**LISTED RECORDS**.
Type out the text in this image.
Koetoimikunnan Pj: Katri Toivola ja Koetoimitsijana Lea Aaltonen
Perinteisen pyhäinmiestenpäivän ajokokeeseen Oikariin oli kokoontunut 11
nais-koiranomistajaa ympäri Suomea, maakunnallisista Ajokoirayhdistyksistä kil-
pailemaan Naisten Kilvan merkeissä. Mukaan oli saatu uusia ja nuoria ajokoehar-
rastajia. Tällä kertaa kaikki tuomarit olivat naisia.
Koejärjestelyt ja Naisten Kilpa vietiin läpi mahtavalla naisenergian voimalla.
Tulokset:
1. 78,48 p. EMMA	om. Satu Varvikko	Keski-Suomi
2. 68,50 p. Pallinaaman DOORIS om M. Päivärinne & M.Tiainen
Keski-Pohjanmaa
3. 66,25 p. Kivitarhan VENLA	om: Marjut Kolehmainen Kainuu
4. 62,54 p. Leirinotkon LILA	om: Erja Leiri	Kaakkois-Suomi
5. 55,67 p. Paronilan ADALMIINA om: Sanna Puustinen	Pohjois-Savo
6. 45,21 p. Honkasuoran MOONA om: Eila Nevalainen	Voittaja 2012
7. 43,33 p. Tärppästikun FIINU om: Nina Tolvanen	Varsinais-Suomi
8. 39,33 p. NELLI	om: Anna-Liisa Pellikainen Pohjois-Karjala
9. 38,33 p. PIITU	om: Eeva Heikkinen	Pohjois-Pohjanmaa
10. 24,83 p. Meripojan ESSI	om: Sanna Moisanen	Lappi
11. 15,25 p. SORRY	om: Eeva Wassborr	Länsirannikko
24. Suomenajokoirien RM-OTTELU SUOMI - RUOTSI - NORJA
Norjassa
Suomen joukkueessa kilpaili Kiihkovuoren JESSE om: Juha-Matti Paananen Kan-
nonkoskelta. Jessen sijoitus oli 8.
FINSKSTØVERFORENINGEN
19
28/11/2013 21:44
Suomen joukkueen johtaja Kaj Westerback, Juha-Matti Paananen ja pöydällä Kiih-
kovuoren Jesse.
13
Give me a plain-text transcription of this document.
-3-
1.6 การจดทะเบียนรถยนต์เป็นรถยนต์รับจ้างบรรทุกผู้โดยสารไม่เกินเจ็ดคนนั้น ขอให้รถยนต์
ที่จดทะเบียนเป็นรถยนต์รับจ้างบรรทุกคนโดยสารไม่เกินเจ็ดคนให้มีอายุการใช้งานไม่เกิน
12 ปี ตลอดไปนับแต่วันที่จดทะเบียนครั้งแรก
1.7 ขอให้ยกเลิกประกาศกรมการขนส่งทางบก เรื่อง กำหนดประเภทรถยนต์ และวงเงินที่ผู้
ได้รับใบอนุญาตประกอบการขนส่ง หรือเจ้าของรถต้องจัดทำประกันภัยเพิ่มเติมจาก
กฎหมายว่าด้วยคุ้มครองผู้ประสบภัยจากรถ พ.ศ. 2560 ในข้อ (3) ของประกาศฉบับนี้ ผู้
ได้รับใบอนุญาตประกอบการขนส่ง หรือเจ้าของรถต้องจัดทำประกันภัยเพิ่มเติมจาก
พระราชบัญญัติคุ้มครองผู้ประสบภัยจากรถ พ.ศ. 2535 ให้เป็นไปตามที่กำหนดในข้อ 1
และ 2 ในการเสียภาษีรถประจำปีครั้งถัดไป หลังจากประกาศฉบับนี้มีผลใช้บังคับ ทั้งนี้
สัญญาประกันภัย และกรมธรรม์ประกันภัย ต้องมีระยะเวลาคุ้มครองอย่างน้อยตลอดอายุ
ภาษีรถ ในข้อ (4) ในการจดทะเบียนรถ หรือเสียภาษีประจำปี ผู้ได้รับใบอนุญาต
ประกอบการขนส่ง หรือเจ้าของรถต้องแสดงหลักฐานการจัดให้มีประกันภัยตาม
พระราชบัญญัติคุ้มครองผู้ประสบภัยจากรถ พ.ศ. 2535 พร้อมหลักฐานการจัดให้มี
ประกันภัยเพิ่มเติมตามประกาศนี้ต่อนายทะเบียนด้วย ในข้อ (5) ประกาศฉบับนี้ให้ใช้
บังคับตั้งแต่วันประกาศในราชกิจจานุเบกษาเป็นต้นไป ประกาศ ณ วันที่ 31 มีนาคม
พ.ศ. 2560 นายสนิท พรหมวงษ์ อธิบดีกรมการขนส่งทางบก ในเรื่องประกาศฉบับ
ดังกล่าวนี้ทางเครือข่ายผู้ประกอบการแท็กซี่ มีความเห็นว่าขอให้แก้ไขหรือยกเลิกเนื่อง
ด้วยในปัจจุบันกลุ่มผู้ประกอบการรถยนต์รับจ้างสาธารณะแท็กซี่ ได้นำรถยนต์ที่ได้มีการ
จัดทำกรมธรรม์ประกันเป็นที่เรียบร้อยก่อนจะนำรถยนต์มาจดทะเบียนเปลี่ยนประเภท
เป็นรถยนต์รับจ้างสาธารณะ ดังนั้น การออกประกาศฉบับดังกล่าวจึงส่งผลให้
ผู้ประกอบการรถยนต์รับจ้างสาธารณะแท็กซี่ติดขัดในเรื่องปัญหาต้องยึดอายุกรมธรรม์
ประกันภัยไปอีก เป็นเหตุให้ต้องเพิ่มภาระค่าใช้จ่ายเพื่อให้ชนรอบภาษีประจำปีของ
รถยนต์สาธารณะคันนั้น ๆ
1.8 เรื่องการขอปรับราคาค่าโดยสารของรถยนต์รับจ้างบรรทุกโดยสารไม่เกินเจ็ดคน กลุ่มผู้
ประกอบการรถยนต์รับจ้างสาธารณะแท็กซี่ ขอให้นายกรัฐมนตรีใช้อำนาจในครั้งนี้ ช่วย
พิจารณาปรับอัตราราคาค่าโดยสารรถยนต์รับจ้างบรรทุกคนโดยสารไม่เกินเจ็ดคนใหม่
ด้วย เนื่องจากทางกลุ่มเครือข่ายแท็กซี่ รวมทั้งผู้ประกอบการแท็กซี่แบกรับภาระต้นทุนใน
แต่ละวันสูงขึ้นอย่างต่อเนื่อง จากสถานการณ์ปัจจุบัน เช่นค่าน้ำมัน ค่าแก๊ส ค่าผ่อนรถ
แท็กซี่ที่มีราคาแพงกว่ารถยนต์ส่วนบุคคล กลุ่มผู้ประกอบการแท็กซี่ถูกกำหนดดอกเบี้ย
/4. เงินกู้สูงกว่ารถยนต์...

**WHAT TO WORK ON**. Pull every line containing the word "ประกอบการรถยนต" out of the material.

**FULL ANSWER**.
ด้วยในปัจจุบันกลุ่มผู้ประกอบการรถยนต์รับจ้างสาธารณะแท็กซี่ ได้นำรถยนต์ที่ได้มีการ
ผู้ประกอบการรถยนต์รับจ้างสาธารณะแท็กซี่ติดขัดในเรื่องปัญหาต้องยึดอายุกรมธรรม์
ประกอบการรถยนต์รับจ้างสาธารณะแท็กซี่ ขอให้นายกรัฐมนตรีใช้อำนาจในครั้งนี้ ช่วย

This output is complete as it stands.